*Actividad 1*
Responde estas preguntas sobre el texto de las olas de calor marinas:
(a) ¿En qué revista se publicó el artículo de los investigadores?
(b) ¿A qué facultad pertenece la investigadora Laura Falkenberg?
(c) En la lista de mecanismos, ¿qué factores se asocian a estrés crónico y trastornos mentales?
*Actividad 2*
Continúa el texto sobre las olas de calor marinas y la salud humana a partir del punto en que termina.

*Texto para leer*

· · · · · · ·

Las olas de calor marinas —periodos en los que la temperatura del océano se mantiene inusualmente alta— están asociadas a una cadena de efectos que pueden repercutir en la salud física y mental de las poblaciones, advierten investigadores de las universidades de Adelaida (Australia) y de Hong Kong (China) en un artículo publicado en la revista Nature Sustainability.
Impactos más allá de la pérdida ecológica
Los autores señalan que, además del daño conocido a los ecosistemas marinos, estas anomalías térmicas pueden agravar fenómenos meteorológicos extremos, reducir la disponibilidad y seguridad de productos del mar, y afectar medios de vida locales. En consecuencia, sostienen, contribuyen al incremento de problemas como la ansiedad, el duelo y otros trastornos relacionados con la salud mental en comunidades costeras que dependen de recursos marinos.
“representan una amenaza oculta para la salud humana”,
La frase procede del trabajo publicado, que subraya el carácter poco reconocido de este riesgo para la salud pública. La investigadora Laura Falkenberg, integrante de la Facultad de Física, Química y Ciencias de la Tierra de la Universidad de Adelaida, puntualiza que aunque los daños ambientales eran ya conocidos, las consecuencias sobre las personas han recibido hasta ahora mucho menos atención por parte de la comunidad científica y de salud pública.
Mecanismos de afectación
Los autores describen una cascada de efectos —directos e indirectos— que conectan las temperaturas oceánicas atípicas con resultados en salud humana. Entre los mecanismos identificados se encuentran:
- Aumento de la frecuencia e intensidad de eventos climáticos extremos que pueden dañar infraestructura y servicios de salud.
- Reducción de la captura y calidad de productos del mar, con riesgos nutricionales y económicos para comunidades pesqueras.
- Pérdida de medios de subsistencia y desplazamientos laborales, factores asociados a estrés crónico y trastornos mentales.
- Impactos culturales y emocionales ligados al declive de ecosistemas y prácticas tradicionales.
Los investigadores llaman a reconocer las olas de calor marinas como un problema de salud pública de primer orden, ya que sus repercusiones humanas han sido “pasadas por alto en gran medida” a pesar de la evidencia creciente sobre su alcance.

· · · · · · ·

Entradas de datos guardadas
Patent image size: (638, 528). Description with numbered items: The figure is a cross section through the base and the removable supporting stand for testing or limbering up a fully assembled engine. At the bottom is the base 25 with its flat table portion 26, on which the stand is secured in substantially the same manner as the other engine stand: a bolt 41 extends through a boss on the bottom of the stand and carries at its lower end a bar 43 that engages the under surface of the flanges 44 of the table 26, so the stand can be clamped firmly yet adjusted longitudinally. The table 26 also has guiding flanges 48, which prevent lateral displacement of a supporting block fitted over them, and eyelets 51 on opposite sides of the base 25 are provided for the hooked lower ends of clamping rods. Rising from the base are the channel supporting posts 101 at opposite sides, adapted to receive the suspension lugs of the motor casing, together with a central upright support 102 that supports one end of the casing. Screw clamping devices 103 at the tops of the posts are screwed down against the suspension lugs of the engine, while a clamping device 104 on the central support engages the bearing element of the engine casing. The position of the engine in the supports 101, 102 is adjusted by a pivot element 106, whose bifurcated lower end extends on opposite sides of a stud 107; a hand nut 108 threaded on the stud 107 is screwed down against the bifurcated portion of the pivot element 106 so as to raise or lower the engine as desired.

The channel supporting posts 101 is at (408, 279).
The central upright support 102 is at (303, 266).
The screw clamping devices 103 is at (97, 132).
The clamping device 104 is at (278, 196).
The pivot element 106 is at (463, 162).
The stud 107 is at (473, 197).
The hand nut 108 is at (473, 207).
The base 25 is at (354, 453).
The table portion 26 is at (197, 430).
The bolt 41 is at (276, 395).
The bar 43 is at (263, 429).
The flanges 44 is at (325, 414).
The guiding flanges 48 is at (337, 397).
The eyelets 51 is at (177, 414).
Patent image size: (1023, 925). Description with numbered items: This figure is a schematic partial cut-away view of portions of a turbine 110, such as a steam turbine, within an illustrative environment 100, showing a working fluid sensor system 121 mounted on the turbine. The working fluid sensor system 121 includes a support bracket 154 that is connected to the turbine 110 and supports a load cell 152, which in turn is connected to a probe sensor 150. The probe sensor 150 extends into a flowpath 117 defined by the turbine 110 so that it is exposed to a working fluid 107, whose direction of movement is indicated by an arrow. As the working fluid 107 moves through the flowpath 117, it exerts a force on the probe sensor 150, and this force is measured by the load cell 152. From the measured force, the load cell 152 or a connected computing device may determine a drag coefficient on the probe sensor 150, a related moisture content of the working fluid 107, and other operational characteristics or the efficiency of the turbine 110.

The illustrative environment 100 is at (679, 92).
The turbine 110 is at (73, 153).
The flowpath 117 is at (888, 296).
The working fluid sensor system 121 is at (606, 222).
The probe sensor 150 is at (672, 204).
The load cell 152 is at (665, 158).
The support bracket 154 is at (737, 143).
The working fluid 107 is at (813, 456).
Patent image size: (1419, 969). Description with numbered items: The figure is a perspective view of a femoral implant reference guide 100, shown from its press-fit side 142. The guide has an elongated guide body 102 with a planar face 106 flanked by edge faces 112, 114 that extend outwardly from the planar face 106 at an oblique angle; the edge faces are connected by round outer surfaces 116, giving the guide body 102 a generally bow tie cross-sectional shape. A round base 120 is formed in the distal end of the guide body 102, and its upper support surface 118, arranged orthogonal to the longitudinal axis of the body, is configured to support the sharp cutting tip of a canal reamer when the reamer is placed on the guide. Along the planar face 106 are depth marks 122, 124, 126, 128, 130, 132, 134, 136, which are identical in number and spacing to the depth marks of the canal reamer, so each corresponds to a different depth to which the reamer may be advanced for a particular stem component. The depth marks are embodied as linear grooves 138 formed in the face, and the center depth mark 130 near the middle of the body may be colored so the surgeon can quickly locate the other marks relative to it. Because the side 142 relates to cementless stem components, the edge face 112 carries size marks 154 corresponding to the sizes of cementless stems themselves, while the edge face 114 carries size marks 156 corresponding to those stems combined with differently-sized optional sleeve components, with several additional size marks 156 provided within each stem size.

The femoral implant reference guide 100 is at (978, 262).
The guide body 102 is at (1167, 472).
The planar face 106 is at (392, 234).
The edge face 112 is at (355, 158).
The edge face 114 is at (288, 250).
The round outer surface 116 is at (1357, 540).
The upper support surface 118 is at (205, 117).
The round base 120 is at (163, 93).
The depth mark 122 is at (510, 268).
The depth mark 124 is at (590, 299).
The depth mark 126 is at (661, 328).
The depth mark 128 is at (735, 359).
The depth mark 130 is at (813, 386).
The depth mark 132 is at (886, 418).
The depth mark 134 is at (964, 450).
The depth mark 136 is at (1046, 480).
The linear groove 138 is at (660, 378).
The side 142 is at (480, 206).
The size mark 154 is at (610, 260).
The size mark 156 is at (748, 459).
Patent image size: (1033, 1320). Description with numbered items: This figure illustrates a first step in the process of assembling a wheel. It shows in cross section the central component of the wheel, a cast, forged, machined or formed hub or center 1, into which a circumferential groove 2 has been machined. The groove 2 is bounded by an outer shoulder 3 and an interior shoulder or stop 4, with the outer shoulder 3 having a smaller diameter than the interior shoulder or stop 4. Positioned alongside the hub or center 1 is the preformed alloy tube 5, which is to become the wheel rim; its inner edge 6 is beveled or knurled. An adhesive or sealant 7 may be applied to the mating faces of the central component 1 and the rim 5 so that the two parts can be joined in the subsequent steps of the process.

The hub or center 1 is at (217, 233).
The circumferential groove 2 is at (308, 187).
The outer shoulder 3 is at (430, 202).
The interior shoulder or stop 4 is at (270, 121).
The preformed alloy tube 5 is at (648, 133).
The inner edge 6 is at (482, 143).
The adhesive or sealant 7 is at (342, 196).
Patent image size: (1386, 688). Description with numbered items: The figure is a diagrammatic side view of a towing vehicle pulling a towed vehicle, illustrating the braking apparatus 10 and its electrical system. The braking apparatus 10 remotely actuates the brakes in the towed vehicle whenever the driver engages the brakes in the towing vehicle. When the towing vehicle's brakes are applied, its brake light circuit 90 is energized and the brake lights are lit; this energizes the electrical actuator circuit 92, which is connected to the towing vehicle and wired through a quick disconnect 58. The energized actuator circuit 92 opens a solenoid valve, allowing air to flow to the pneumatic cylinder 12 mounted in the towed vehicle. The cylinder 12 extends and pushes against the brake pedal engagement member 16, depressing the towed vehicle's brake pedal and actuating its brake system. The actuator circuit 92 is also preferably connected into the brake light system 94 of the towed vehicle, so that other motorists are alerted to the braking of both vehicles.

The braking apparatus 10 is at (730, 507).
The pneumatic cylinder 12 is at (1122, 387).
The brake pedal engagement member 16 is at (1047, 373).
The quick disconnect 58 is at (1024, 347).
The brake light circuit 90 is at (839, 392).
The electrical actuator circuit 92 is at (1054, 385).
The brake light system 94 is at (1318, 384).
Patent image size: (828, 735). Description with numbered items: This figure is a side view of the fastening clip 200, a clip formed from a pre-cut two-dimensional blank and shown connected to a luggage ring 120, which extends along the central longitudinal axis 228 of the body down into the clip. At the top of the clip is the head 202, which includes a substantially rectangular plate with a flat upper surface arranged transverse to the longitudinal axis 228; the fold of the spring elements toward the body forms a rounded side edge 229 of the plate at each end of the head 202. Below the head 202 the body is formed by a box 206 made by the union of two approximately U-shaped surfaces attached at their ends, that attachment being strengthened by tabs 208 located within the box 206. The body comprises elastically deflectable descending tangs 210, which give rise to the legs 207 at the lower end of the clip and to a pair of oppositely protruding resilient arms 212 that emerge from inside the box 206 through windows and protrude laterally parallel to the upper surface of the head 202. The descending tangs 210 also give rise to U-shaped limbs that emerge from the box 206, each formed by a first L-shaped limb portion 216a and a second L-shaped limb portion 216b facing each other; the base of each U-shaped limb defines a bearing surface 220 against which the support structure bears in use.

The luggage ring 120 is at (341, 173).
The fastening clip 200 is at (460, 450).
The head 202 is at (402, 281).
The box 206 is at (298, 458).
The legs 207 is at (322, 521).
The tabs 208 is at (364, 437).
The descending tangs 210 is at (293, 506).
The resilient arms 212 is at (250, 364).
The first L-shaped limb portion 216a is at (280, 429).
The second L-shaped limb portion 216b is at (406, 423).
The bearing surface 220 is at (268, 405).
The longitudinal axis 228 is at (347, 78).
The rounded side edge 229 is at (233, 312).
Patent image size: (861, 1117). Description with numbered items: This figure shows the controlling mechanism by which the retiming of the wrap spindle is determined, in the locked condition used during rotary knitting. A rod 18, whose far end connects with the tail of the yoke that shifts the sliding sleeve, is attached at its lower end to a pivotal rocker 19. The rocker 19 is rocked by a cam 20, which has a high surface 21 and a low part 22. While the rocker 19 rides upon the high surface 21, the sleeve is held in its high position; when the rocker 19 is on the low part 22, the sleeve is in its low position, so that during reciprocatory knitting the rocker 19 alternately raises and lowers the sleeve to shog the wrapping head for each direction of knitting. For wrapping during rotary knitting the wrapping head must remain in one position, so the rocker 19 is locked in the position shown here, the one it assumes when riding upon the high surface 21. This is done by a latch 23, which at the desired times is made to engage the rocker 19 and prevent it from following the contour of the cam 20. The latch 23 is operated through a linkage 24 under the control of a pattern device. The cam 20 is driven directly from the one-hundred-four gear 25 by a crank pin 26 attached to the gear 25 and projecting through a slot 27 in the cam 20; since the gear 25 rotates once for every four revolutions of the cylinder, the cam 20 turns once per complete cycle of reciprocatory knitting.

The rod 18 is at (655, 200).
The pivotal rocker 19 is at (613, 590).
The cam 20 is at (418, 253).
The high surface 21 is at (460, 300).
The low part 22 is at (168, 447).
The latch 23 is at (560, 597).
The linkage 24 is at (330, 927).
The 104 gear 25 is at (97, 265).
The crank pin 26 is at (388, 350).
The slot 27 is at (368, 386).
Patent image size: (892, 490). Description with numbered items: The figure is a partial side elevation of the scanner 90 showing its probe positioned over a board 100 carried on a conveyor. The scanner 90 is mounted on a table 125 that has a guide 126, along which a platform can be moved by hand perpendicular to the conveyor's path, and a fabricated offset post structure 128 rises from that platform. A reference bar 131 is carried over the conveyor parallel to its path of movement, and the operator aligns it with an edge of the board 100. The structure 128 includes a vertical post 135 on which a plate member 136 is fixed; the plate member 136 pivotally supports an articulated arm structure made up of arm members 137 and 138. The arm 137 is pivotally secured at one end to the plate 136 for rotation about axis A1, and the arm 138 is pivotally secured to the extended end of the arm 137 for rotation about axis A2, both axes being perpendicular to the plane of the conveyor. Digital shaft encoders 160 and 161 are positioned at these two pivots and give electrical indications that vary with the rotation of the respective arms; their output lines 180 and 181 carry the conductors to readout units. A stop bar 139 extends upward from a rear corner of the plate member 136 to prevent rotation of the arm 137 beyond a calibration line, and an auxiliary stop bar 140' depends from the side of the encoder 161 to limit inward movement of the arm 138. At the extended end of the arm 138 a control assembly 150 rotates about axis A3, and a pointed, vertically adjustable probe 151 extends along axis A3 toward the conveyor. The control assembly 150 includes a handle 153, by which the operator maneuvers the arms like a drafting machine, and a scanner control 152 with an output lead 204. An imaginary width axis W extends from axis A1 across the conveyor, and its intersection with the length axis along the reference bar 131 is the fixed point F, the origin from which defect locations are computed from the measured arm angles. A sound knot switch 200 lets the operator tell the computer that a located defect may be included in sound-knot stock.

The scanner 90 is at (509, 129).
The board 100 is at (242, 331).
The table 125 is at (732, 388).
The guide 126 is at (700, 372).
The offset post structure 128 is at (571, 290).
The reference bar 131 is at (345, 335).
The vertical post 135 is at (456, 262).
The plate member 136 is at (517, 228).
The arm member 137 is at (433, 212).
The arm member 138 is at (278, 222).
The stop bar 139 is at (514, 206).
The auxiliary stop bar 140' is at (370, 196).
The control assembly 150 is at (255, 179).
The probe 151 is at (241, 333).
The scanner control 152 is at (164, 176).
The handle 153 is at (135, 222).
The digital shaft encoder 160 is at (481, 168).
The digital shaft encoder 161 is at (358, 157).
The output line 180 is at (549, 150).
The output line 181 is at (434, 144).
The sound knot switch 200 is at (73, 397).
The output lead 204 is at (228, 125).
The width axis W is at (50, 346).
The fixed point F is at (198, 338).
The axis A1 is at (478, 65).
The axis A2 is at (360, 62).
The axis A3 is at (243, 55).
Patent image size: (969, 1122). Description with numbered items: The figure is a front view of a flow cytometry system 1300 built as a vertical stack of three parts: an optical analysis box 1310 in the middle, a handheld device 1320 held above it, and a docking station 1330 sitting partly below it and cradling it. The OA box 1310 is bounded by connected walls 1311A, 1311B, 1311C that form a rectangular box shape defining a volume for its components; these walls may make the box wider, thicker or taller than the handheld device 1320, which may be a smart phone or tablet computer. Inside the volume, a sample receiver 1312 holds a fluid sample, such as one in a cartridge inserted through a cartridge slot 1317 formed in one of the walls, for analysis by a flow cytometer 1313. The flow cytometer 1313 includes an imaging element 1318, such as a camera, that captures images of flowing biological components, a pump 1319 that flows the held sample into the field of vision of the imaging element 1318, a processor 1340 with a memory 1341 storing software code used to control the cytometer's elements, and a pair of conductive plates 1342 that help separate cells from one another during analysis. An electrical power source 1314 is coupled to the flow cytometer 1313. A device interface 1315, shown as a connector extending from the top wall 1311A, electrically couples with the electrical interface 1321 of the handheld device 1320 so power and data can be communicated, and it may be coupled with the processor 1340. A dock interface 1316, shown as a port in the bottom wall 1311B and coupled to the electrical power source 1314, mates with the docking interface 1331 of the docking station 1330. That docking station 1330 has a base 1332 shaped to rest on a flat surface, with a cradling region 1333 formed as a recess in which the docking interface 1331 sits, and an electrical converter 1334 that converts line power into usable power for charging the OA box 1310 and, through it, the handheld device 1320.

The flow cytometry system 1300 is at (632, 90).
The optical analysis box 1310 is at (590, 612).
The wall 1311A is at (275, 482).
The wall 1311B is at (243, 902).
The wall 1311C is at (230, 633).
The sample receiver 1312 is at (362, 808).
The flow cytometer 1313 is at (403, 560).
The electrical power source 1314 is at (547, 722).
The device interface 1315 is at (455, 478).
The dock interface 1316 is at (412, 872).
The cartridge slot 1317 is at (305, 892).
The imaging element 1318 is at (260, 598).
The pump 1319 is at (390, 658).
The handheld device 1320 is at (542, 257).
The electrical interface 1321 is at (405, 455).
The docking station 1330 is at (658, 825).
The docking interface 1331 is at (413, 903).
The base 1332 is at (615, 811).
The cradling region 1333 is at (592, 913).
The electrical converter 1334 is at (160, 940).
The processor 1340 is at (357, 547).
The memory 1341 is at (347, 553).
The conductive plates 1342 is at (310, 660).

· · · · · · ·

*Respuesta 1*
(a) En la revista Nature Sustainability.
(b) A la Facultad de Física, Química y Ciencias de la Tierra de la Universidad de Adelaida.
(c) La pérdida de medios de subsistencia y los desplazamientos laborales.

*Respuesta 2*
| Elemento | Consecuencia potencial |
|---|---|
| Temperaturas oceánicas prolongadas | Alteración de ecosistemas marinos |
| Menor disponibilidad de productos del mar | Problemas nutricionales y económicos |
| Pérdida de medios de vida | Ansiedad, duelo y trastornos mentales |
Implicaciones para políticas de salud pública
Ante este panorama, la comunidad científica propone que las autoridades de salud y medio ambiente integren las olas de calor marinas en sus evaluaciones de riesgo y planes de respuesta. Esto implica:
- Monitoreo coordinado de temperaturas oceánicas junto con indicadores de salud humana en zonas costeras.
- Evaluaciones de seguridad alimentaria y apoyo a cadenas de suministro locales que dependan de recursos marinos.
- Programas de apoyo psicosocial y estrategias de resiliencia económica para poblaciones afectadas.
Los autores recomiendan que estas medidas formen parte de una respuesta multisectorial que considere tanto los impactos ambientales como los determinantes sociales de la salud.
En términos de comunicación, la nota científica hace un llamado a aumentar la visibilidad de este fenómeno en las agendas públicas. Falkenberg apunta a la necesidad de que la salud deje de considerarse un efecto secundario y pase a ocupar un lugar central en la evaluación de riesgos asociados a cambios en los océanos.
Ante inquietudes personales sobre efectos de estrés, ansiedad u otros problemas de salud mental relacionados con eventos climáticos o cambios en el entorno, se recomienda consultar a profesionales sanitarios y a servicios locales de apoyo psicológico. La investigación, publicada en Nature Sustainability, enfatiza la importancia de respuestas informadas por evidencia para mitigar impactos sanos y sociales.